PROVIDED DATA:
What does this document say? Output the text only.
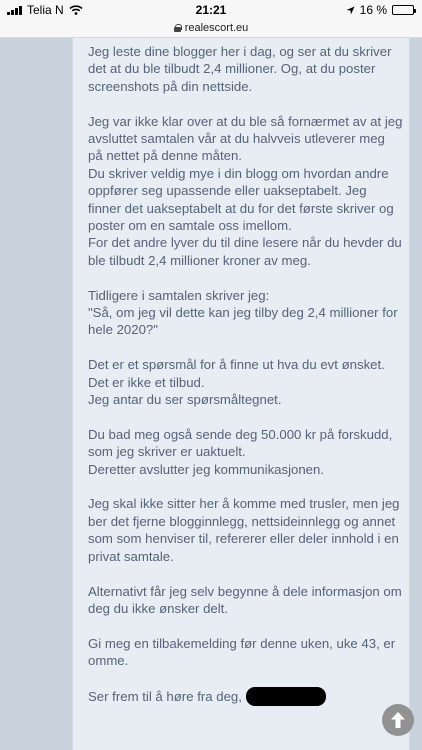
Telia N	21:21	16 %
realescort.eu

Jeg leste dine blogger her i dag, og ser at du skriver det at du ble tilbudt 2,4 millioner. Og, at du poster screenshots på din nettside.

Jeg var ikke klar over at du ble så fornærmet av at jeg avsluttet samtalen vår at du halvveis utleverer meg på nettet på denne måten.
Du skriver veldig mye i din blogg om hvordan andre oppfører seg upassende eller uakseptabelt. Jeg finner det uakseptabelt at du for det første skriver og poster om en samtale oss imellom.
For det andre lyver du til dine lesere når du hevder du ble tilbudt 2,4 millioner kroner av meg.

Tidligere i samtalen skriver jeg:
"Så, om jeg vil dette kan jeg tilby deg 2,4 millioner for hele 2020?"

Det er et spørsmål for å finne ut hva du evt ønsket. Det er ikke et tilbud.
Jeg antar du ser spørsmåltegnet.

Du bad meg også sende deg 50.000 kr på forskudd, som jeg skriver er uaktuelt.
Deretter avslutter jeg kommunikasjonen.

Jeg skal ikke sitter her å komme med trusler, men jeg ber det fjerne blogginnlegg, nettsideinnlegg og annet som som henviser til, refererer eller deler innhold i en privat samtale.

Alternativt får jeg selv begynne å dele informasjon om deg du ikke ønsker delt.

Gi meg en tilbakemelding før denne uken, uke 43, er omme.

Ser frem til å høre fra deg,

WRITTEN REQUEST: Every entry above is to be set down exactly; the pictures are to be left out.

PROBLEM SOLUTION:
What does this document say? Output the text only.
Telia N	21:21	16 %
realescort.eu

Jeg leste dine blogger her i dag, og ser at du skriver det at du ble tilbudt 2,4 millioner. Og, at du poster screenshots på din nettside.

Jeg var ikke klar over at du ble så fornærmet av at jeg avsluttet samtalen vår at du halvveis utleverer meg på nettet på denne måten.
Du skriver veldig mye i din blogg om hvordan andre oppfører seg upassende eller uakseptabelt. Jeg finner det uakseptabelt at du for det første skriver og poster om en samtale oss imellom.
For det andre lyver du til dine lesere når du hevder du ble tilbudt 2,4 millioner kroner av meg.

Tidligere i samtalen skriver jeg:
"Så, om jeg vil dette kan jeg tilby deg 2,4 millioner for hele 2020?"

Det er et spørsmål for å finne ut hva du evt ønsket. Det er ikke et tilbud.
Jeg antar du ser spørsmåltegnet.

Du bad meg også sende deg 50.000 kr på forskudd, som jeg skriver er uaktuelt.
Deretter avslutter jeg kommunikasjonen.

Jeg skal ikke sitter her å komme med trusler, men jeg ber det fjerne blogginnlegg, nettsideinnlegg og annet som som henviser til, refererer eller deler innhold i en privat samtale.

Alternativt får jeg selv begynne å dele informasjon om deg du ikke ønsker delt.

Gi meg en tilbakemelding før denne uken, uke 43, er omme.

Ser frem til å høre fra deg,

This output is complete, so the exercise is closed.